Each entry below must be repeated exactly, with pictures left out.

· · ·

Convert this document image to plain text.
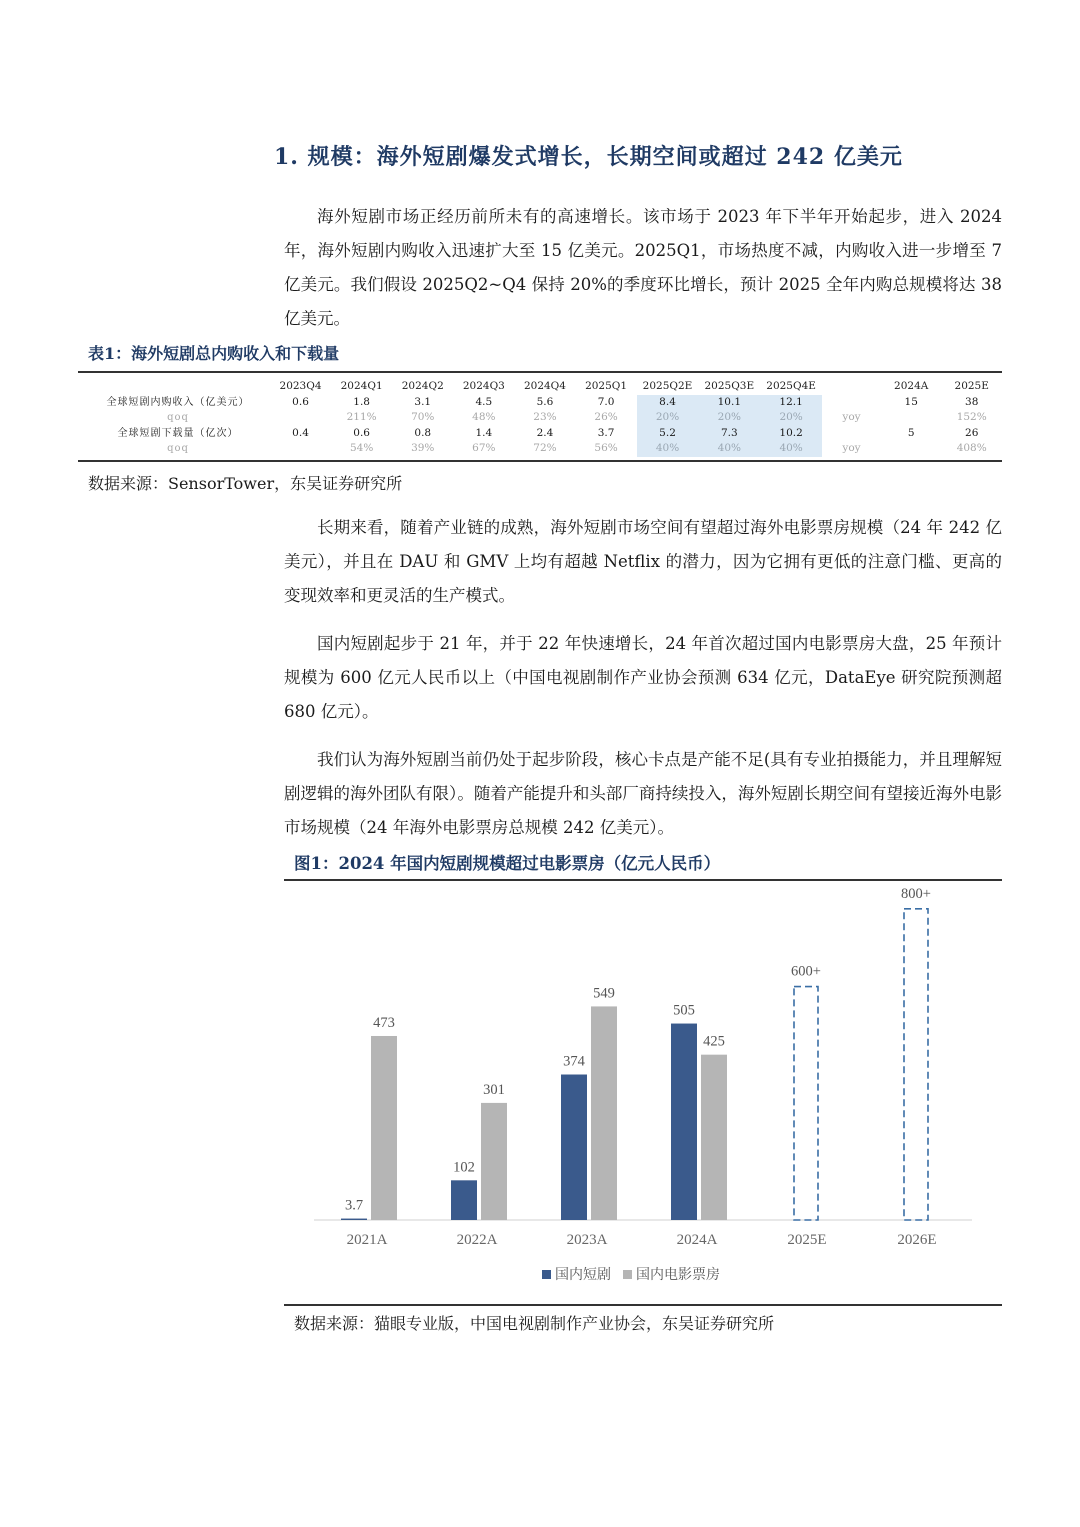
1. 规模：海外短剧爆发式增长，长期空间或超过 242 亿美元

海外短剧市场正经历前所未有的高速增长。该市场于 2023 年下半年开始起步，进入 2024 年，海外短剧内购收入迅速扩大至 15 亿美元。2025Q1，市场热度不减，内购收入进一步增至 7 亿美元。我们假设 2025Q2~Q4 保持 20%的季度环比增长，预计 2025 全年内购总规模将达 38 亿美元。

表1：海外短剧总内购收入和下载量
	2023Q4	2024Q1	2024Q2	2024Q3	2024Q4	2025Q1	2025Q2E	2025Q3E	2025Q4E		2024A	2025E
全球短剧内购收入（亿美元）	0.6	1.8	3.1	4.5	5.6	7.0	8.4	10.1	12.1		15	38
qoq		211%	70%	48%	23%	26%	20%	20%	20%	yoy		152%
全球短剧下载量（亿次）	0.4	0.6	0.8	1.4	2.4	3.7	5.2	7.3	10.2		5	26
qoq		54%	39%	67%	72%	56%	40%	40%	40%	yoy		408%
数据来源：SensorTower，东吴证券研究所

长期来看，随着产业链的成熟，海外短剧市场空间有望超过海外电影票房规模（24 年 242 亿美元），并且在 DAU 和 GMV 上均有超越 Netflix 的潜力，因为它拥有更低的注意门槛、更高的变现效率和更灵活的生产模式。

国内短剧起步于 21 年，并于 22 年快速增长，24 年首次超过国内电影票房大盘，25 年预计规模为 600 亿元人民币以上（中国电视剧制作产业协会预测 634 亿元，DataEye 研究院预测超 680 亿元）。

我们认为海外短剧当前仍处于起步阶段，核心卡点是产能不足(具有专业拍摄能力，并且理解短剧逻辑的海外团队有限）。随着产能提升和头部厂商持续投入，海外短剧长期空间有望接近海外电影市场规模（24 年海外电影票房总规模 242 亿美元）。

图1：2024 年国内短剧规模超过电影票房（亿元人民币）
3.7
473
2021A
102
301
2022A
374
549
2023A
505
425
2024A
600+
2025E
800+
2026E
国内短剧 国内电影票房
数据来源：猫眼专业版，中国电视剧制作产业协会，东吴证券研究所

· · ·

WRITTEN RESPONSE |
Convert this document image to plain text.
1. 规模：海外短剧爆发式增长，长期空间或超过 242 亿美元

海外短剧市场正经历前所未有的高速增长。该市场于 2023 年下半年开始起步，进入 2024 年，海外短剧内购收入迅速扩大至 15 亿美元。2025Q1，市场热度不减，内购收入进一步增至 7 亿美元。我们假设 2025Q2~Q4 保持 20%的季度环比增长，预计 2025 全年内购总规模将达 38 亿美元。

表1：海外短剧总内购收入和下载量
	2023Q4	2024Q1	2024Q2	2024Q3	2024Q4	2025Q1	2025Q2E	2025Q3E	2025Q4E		2024A	2025E
全球短剧内购收入（亿美元）	0.6	1.8	3.1	4.5	5.6	7.0	8.4	10.1	12.1		15	38
qoq		211%	70%	48%	23%	26%	20%	20%	20%	yoy		152%
全球短剧下载量（亿次）	0.4	0.6	0.8	1.4	2.4	3.7	5.2	7.3	10.2		5	26
qoq		54%	39%	67%	72%	56%	40%	40%	40%	yoy		408%
数据来源：SensorTower，东吴证券研究所

长期来看，随着产业链的成熟，海外短剧市场空间有望超过海外电影票房规模（24 年 242 亿美元），并且在 DAU 和 GMV 上均有超越 Netflix 的潜力，因为它拥有更低的注意门槛、更高的变现效率和更灵活的生产模式。

国内短剧起步于 21 年，并于 22 年快速增长，24 年首次超过国内电影票房大盘，25 年预计规模为 600 亿元人民币以上（中国电视剧制作产业协会预测 634 亿元，DataEye 研究院预测超 680 亿元）。

我们认为海外短剧当前仍处于起步阶段，核心卡点是产能不足(具有专业拍摄能力，并且理解短剧逻辑的海外团队有限）。随着产能提升和头部厂商持续投入，海外短剧长期空间有望接近海外电影市场规模（24 年海外电影票房总规模 242 亿美元）。

图1：2024 年国内短剧规模超过电影票房（亿元人民币）
3.7
473
2021A
102
301
2022A
374
549
2023A
505
425
2024A
600+
2025E
800+
2026E
国内短剧 国内电影票房
数据来源：猫眼专业版，中国电视剧制作产业协会，东吴证券研究所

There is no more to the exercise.